-- STATED GOAL --
Reproduce the whole listing, character for character.

-- RAW DATA --
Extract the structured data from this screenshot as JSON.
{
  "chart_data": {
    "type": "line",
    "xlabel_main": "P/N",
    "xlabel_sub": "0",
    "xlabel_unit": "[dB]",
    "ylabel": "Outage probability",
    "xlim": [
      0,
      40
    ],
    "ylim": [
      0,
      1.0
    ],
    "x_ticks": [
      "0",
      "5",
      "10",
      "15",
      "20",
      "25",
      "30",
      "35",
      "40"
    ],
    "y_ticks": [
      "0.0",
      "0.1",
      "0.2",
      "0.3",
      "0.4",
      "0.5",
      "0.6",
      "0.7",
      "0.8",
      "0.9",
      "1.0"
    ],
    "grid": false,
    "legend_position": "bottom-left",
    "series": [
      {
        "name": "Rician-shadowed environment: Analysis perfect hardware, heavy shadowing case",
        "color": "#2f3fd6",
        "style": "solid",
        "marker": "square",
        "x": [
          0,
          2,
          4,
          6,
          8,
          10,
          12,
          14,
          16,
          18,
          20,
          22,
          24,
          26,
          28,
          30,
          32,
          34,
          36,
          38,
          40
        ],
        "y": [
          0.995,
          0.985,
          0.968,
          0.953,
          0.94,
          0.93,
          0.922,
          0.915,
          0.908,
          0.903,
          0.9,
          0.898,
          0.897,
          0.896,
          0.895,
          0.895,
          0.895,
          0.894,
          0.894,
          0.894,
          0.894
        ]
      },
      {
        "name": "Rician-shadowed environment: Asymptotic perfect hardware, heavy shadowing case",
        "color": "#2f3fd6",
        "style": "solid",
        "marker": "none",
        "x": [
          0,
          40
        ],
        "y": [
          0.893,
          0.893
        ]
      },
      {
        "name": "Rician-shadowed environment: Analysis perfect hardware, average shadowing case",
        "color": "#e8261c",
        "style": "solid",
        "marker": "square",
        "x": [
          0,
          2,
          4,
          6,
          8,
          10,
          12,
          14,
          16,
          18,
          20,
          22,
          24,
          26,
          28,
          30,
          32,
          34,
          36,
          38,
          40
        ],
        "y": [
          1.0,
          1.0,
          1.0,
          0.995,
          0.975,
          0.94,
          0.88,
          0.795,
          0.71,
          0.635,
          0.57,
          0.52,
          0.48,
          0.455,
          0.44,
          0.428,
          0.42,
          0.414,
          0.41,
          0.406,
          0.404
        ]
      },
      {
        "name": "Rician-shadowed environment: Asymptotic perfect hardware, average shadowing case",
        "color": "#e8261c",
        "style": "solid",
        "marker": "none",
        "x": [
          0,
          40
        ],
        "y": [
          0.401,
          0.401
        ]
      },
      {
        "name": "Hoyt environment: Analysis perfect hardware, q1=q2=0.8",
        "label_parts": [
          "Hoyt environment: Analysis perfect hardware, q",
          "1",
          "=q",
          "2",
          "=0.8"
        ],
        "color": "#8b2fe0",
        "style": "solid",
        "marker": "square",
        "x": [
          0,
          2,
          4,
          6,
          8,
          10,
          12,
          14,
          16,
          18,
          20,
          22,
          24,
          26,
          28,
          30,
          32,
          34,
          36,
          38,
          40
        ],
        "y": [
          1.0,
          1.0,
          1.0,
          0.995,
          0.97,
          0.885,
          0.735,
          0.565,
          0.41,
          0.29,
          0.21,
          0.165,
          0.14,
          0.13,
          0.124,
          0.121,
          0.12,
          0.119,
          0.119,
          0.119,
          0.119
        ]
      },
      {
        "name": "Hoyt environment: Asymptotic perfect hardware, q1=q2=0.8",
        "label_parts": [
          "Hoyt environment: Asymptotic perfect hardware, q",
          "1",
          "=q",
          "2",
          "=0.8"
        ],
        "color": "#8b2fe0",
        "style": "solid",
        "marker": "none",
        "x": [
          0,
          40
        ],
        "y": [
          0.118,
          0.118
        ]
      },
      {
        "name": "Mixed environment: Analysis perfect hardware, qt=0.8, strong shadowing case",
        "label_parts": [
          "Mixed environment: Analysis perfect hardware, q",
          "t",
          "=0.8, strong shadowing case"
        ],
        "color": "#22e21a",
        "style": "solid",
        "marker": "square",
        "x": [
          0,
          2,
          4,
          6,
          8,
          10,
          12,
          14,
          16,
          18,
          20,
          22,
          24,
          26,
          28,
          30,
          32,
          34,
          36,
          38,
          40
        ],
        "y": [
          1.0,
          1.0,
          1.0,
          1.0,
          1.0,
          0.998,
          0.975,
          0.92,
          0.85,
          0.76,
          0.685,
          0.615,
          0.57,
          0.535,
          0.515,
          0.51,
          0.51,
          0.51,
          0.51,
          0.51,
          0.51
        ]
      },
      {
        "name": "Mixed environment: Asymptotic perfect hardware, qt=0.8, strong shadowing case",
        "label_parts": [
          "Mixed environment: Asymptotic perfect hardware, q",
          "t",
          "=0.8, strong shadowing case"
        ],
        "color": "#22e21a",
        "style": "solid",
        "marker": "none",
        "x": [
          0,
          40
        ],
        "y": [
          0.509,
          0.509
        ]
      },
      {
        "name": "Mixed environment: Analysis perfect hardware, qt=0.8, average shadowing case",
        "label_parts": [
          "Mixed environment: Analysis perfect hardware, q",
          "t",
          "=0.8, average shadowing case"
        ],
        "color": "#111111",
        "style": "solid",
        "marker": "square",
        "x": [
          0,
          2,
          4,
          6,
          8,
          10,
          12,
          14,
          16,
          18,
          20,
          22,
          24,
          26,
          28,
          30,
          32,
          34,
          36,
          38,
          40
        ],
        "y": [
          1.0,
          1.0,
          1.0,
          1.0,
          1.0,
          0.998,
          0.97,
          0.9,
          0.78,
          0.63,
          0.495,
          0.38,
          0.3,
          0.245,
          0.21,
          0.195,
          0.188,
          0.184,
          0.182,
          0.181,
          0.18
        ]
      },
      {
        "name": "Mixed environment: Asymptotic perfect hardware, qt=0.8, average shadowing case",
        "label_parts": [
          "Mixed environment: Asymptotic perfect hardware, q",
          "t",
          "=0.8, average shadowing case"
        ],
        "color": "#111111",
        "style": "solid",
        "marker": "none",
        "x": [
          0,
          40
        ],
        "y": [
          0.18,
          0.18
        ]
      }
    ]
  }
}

-- COMPLETE RESPONSE --
Extract the structured data from this screenshot as JSON.
{
  "chart_data": {
    "type": "line",
    "xlabel_main": "P/N",
    "xlabel_sub": "0",
    "xlabel_unit": "[dB]",
    "ylabel": "Outage probability",
    "xlim": [
      0,
      40
    ],
    "ylim": [
      0,
      1.0
    ],
    "x_ticks": [
      "0",
      "5",
      "10",
      "15",
      "20",
      "25",
      "30",
      "35",
      "40"
    ],
    "y_ticks": [
      "0.0",
      "0.1",
      "0.2",
      "0.3",
      "0.4",
      "0.5",
      "0.6",
      "0.7",
      "0.8",
      "0.9",
      "1.0"
    ],
    "grid": false,
    "legend_position": "bottom-left",
    "series": [
      {
        "name": "Rician-shadowed environment: Analysis perfect hardware, heavy shadowing case",
        "color": "#2f3fd6",
        "style": "solid",
        "marker": "square",
        "x": [
          0,
          2,
          4,
          6,
          8,
          10,
          12,
          14,
          16,
          18,
          20,
          22,
          24,
          26,
          28,
          30,
          32,
          34,
          36,
          38,
          40
        ],
        "y": [
          0.995,
          0.985,
          0.968,
          0.953,
          0.94,
          0.93,
          0.922,
          0.915,
          0.908,
          0.903,
          0.9,
          0.898,
          0.897,
          0.896,
          0.895,
          0.895,
          0.895,
          0.894,
          0.894,
          0.894,
          0.894
        ]
      },
      {
        "name": "Rician-shadowed environment: Asymptotic perfect hardware, heavy shadowing case",
        "color": "#2f3fd6",
        "style": "solid",
        "marker": "none",
        "x": [
          0,
          40
        ],
        "y": [
          0.893,
          0.893
        ]
      },
      {
        "name": "Rician-shadowed environment: Analysis perfect hardware, average shadowing case",
        "color": "#e8261c",
        "style": "solid",
        "marker": "square",
        "x": [
          0,
          2,
          4,
          6,
          8,
          10,
          12,
          14,
          16,
          18,
          20,
          22,
          24,
          26,
          28,
          30,
          32,
          34,
          36,
          38,
          40
        ],
        "y": [
          1.0,
          1.0,
          1.0,
          0.995,
          0.975,
          0.94,
          0.88,
          0.795,
          0.71,
          0.635,
          0.57,
          0.52,
          0.48,
          0.455,
          0.44,
          0.428,
          0.42,
          0.414,
          0.41,
          0.406,
          0.404
        ]
      },
      {
        "name": "Rician-shadowed environment: Asymptotic perfect hardware, average shadowing case",
        "color": "#e8261c",
        "style": "solid",
        "marker": "none",
        "x": [
          0,
          40
        ],
        "y": [
          0.401,
          0.401
        ]
      },
      {
        "name": "Hoyt environment: Analysis perfect hardware, q1=q2=0.8",
        "label_parts": [
          "Hoyt environment: Analysis perfect hardware, q",
          "1",
          "=q",
          "2",
          "=0.8"
        ],
        "color": "#8b2fe0",
        "style": "solid",
        "marker": "square",
        "x": [
          0,
          2,
          4,
          6,
          8,
          10,
          12,
          14,
          16,
          18,
          20,
          22,
          24,
          26,
          28,
          30,
          32,
          34,
          36,
          38,
          40
        ],
        "y": [
          1.0,
          1.0,
          1.0,
          0.995,
          0.97,
          0.885,
          0.735,
          0.565,
          0.41,
          0.29,
          0.21,
          0.165,
          0.14,
          0.13,
          0.124,
          0.121,
          0.12,
          0.119,
          0.119,
          0.119,
          0.119
        ]
      },
      {
        "name": "Hoyt environment: Asymptotic perfect hardware, q1=q2=0.8",
        "label_parts": [
          "Hoyt environment: Asymptotic perfect hardware, q",
          "1",
          "=q",
          "2",
          "=0.8"
        ],
        "color": "#8b2fe0",
        "style": "solid",
        "marker": "none",
        "x": [
          0,
          40
        ],
        "y": [
          0.118,
          0.118
        ]
      },
      {
        "name": "Mixed environment: Analysis perfect hardware, qt=0.8, strong shadowing case",
        "label_parts": [
          "Mixed environment: Analysis perfect hardware, q",
          "t",
          "=0.8, strong shadowing case"
        ],
        "color": "#22e21a",
        "style": "solid",
        "marker": "square",
        "x": [
          0,
          2,
          4,
          6,
          8,
          10,
          12,
          14,
          16,
          18,
          20,
          22,
          24,
          26,
          28,
          30,
          32,
          34,
          36,
          38,
          40
        ],
        "y": [
          1.0,
          1.0,
          1.0,
          1.0,
          1.0,
          0.998,
          0.975,
          0.92,
          0.85,
          0.76,
          0.685,
          0.615,
          0.57,
          0.535,
          0.515,
          0.51,
          0.51,
          0.51,
          0.51,
          0.51,
          0.51
        ]
      },
      {
        "name": "Mixed environment: Asymptotic perfect hardware, qt=0.8, strong shadowing case",
        "label_parts": [
          "Mixed environment: Asymptotic perfect hardware, q",
          "t",
          "=0.8, strong shadowing case"
        ],
        "color": "#22e21a",
        "style": "solid",
        "marker": "none",
        "x": [
          0,
          40
        ],
        "y": [
          0.509,
          0.509
        ]
      },
      {
        "name": "Mixed environment: Analysis perfect hardware, qt=0.8, average shadowing case",
        "label_parts": [
          "Mixed environment: Analysis perfect hardware, q",
          "t",
          "=0.8, average shadowing case"
        ],
        "color": "#111111",
        "style": "solid",
        "marker": "square",
        "x": [
          0,
          2,
          4,
          6,
          8,
          10,
          12,
          14,
          16,
          18,
          20,
          22,
          24,
          26,
          28,
          30,
          32,
          34,
          36,
          38,
          40
        ],
        "y": [
          1.0,
          1.0,
          1.0,
          1.0,
          1.0,
          0.998,
          0.97,
          0.9,
          0.78,
          0.63,
          0.495,
          0.38,
          0.3,
          0.245,
          0.21,
          0.195,
          0.188,
          0.184,
          0.182,
          0.181,
          0.18
        ]
      },
      {
        "name": "Mixed environment: Asymptotic perfect hardware, qt=0.8, average shadowing case",
        "label_parts": [
          "Mixed environment: Asymptotic perfect hardware, q",
          "t",
          "=0.8, average shadowing case"
        ],
        "color": "#111111",
        "style": "solid",
        "marker": "none",
        "x": [
          0,
          40
        ],
        "y": [
          0.18,
          0.18
        ]
      }
    ]
  }
}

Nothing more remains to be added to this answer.